DATA ENTRIES:
◆ ◆ ◆

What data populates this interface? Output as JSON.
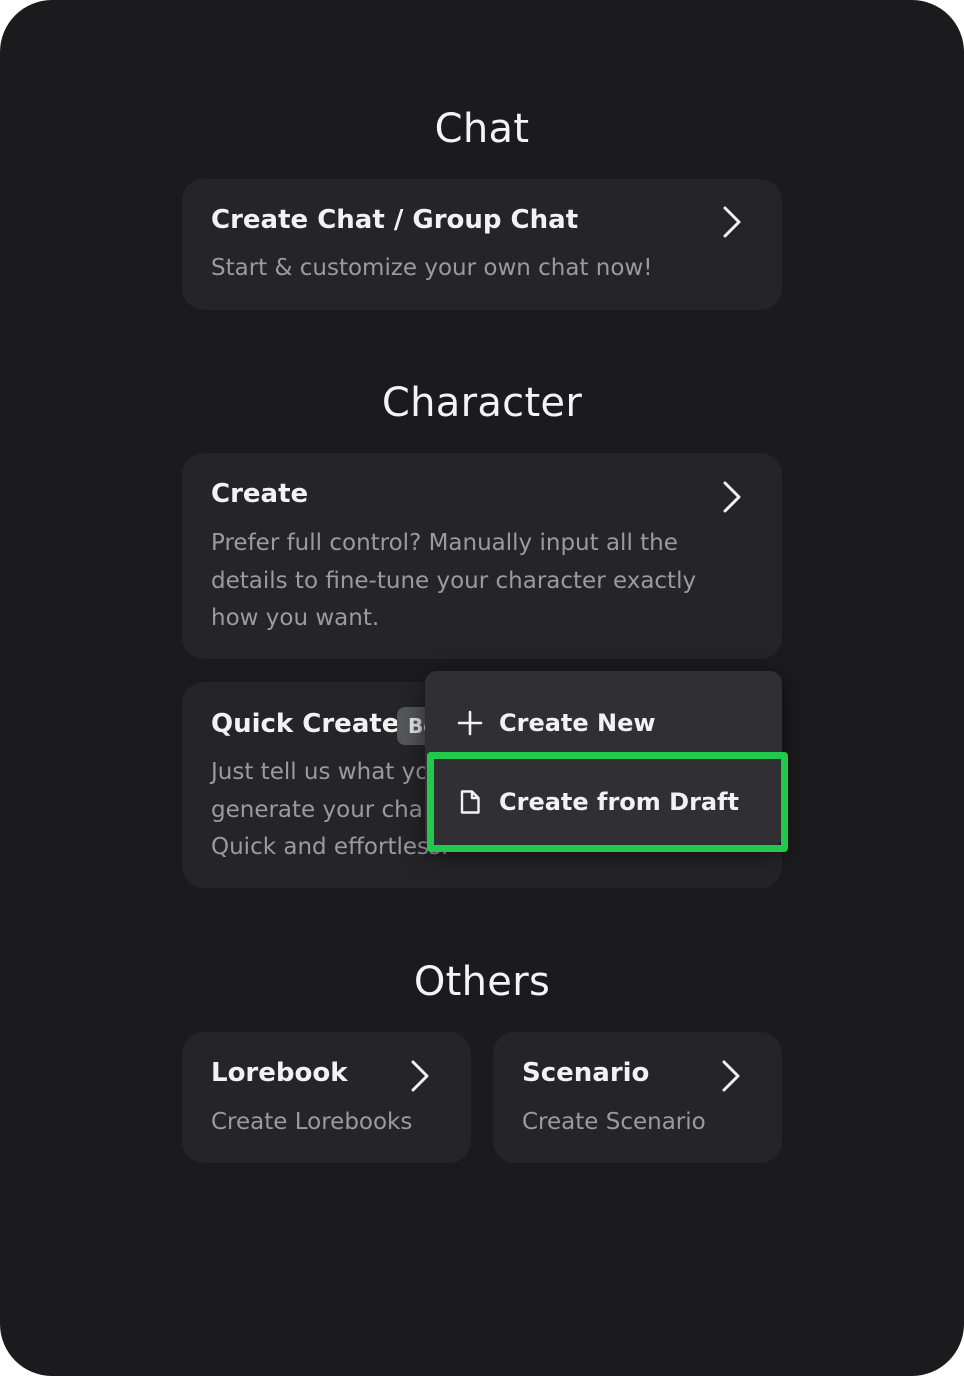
{
  "sections": {
    "chat": {
      "title": "Chat",
      "card": {
        "title": "Create Chat / Group Chat",
        "desc": "Start & customize your own chat now!"
      }
    },
    "character": {
      "title": "Character",
      "create": {
        "title": "Create",
        "desc_lines": [
          "Prefer full control? Manually input all the",
          "details to fine-tune your character exactly",
          "how you want."
        ]
      },
      "quick_create": {
        "title": "Quick Create",
        "badge": "Beta",
        "desc_lines": [
          "Just tell us what you want, and we'll",
          "generate your character for you.",
          "Quick and effortless."
        ]
      }
    },
    "others": {
      "title": "Others",
      "lorebook": {
        "title": "Lorebook",
        "desc": "Create Lorebooks"
      },
      "scenario": {
        "title": "Scenario",
        "desc": "Create Scenario"
      }
    }
  },
  "dropdown_menu": {
    "items": [
      {
        "label": "Create New",
        "icon": "plus-icon"
      },
      {
        "label": "Create from Draft",
        "icon": "document-icon"
      }
    ]
  },
  "colors": {
    "background": "#1b1b1d",
    "card": "#252528",
    "menu": "#303034",
    "highlight": "#22c94a",
    "text_primary": "#f2f2f3",
    "text_secondary": "#9a9aa0"
  }
}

◆ ◆ ◆

TASK DIRECTIONS: Which lines hold the word "title"? Copy each of them from the records.

TASK RESPONSE:
      "title": "Chat",
        "title": "Create Chat / Group Chat",
      "title": "Character",
        "title": "Create",
        "title": "Quick Create",
      "title": "Others",
        "title": "Lorebook",
        "title": "Scenario",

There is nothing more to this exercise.